>>
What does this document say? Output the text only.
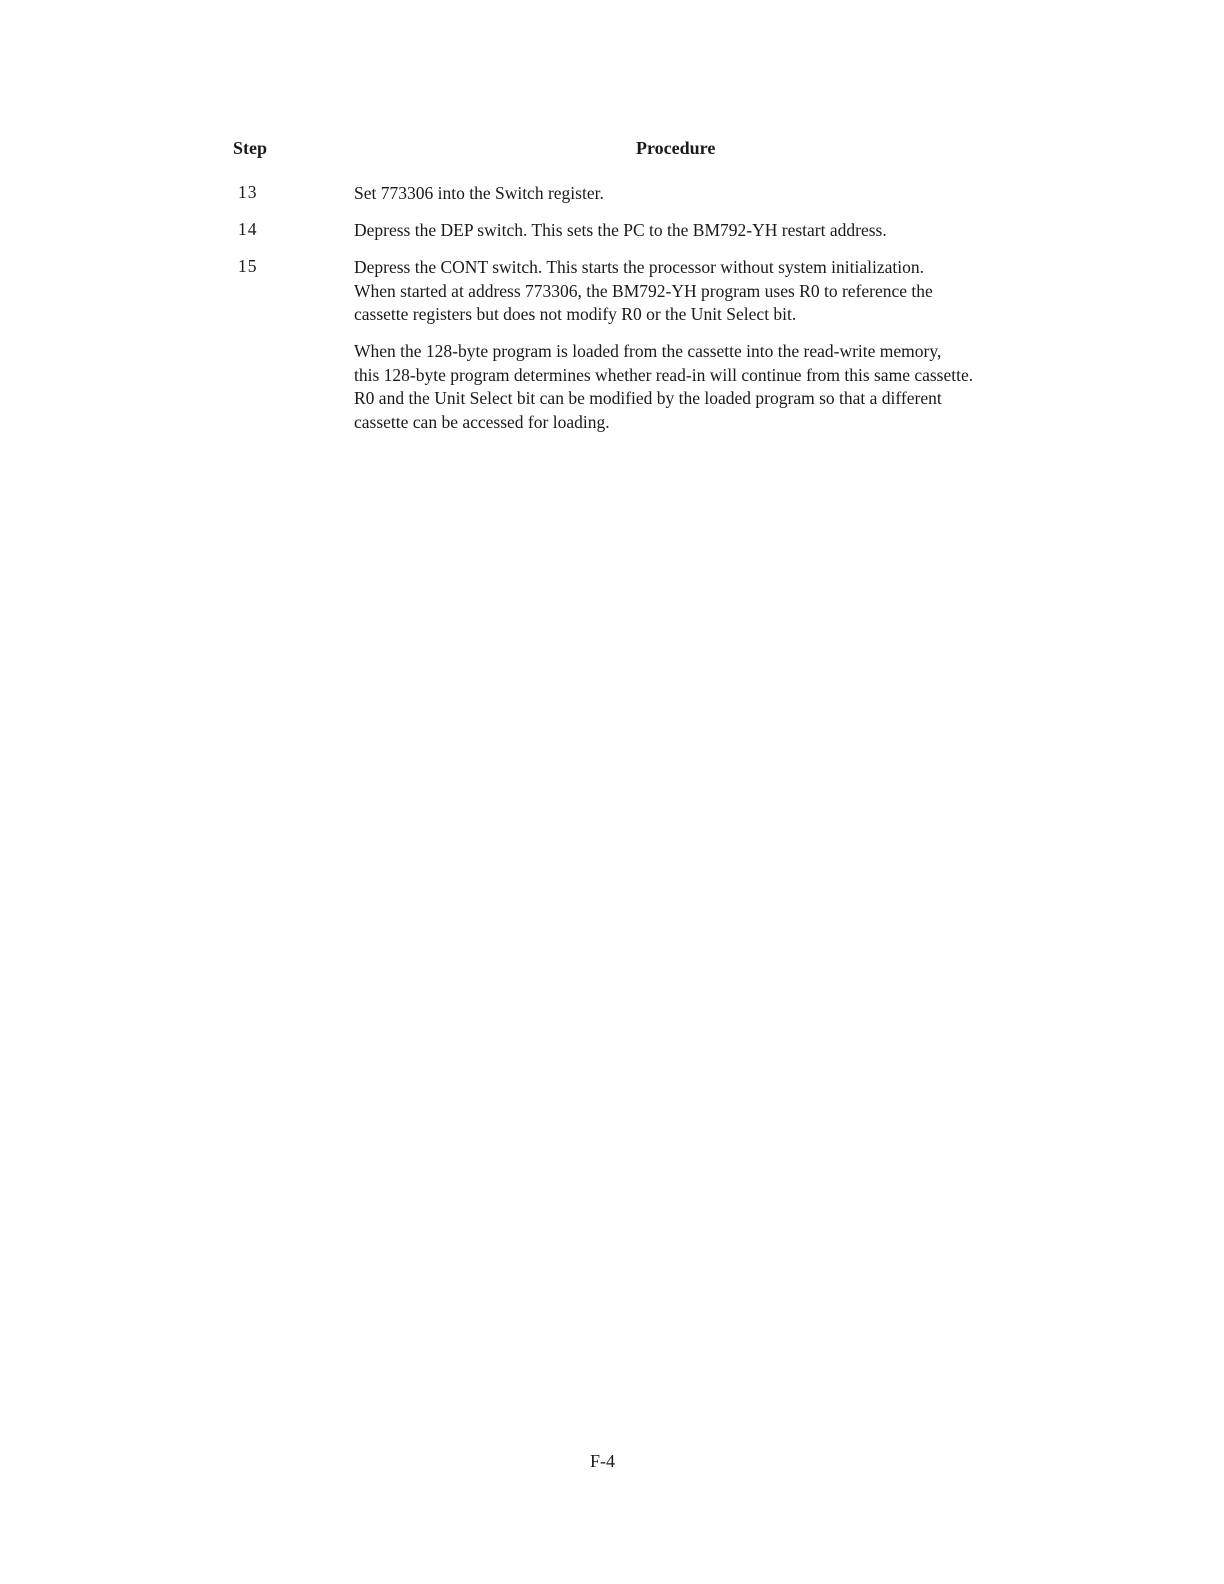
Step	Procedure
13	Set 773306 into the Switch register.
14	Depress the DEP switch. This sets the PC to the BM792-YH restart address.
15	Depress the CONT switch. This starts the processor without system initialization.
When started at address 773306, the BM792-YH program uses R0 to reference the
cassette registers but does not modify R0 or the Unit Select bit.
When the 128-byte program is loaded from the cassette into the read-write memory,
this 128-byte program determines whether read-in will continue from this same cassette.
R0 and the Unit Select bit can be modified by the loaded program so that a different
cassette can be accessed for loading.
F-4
<<
= Stated task =
All of the records above must be copied exactly, except for the pictures.

= Task answer =
What does this document say? Output the text only.
Step	Procedure
13	Set 773306 into the Switch register.
14	Depress the DEP switch. This sets the PC to the BM792-YH restart address.
15	Depress the CONT switch. This starts the processor without system initialization.
When started at address 773306, the BM792-YH program uses R0 to reference the
cassette registers but does not modify R0 or the Unit Select bit.
When the 128-byte program is loaded from the cassette into the read-write memory,
this 128-byte program determines whether read-in will continue from this same cassette.
R0 and the Unit Select bit can be modified by the loaded program so that a different
cassette can be accessed for loading.
F-4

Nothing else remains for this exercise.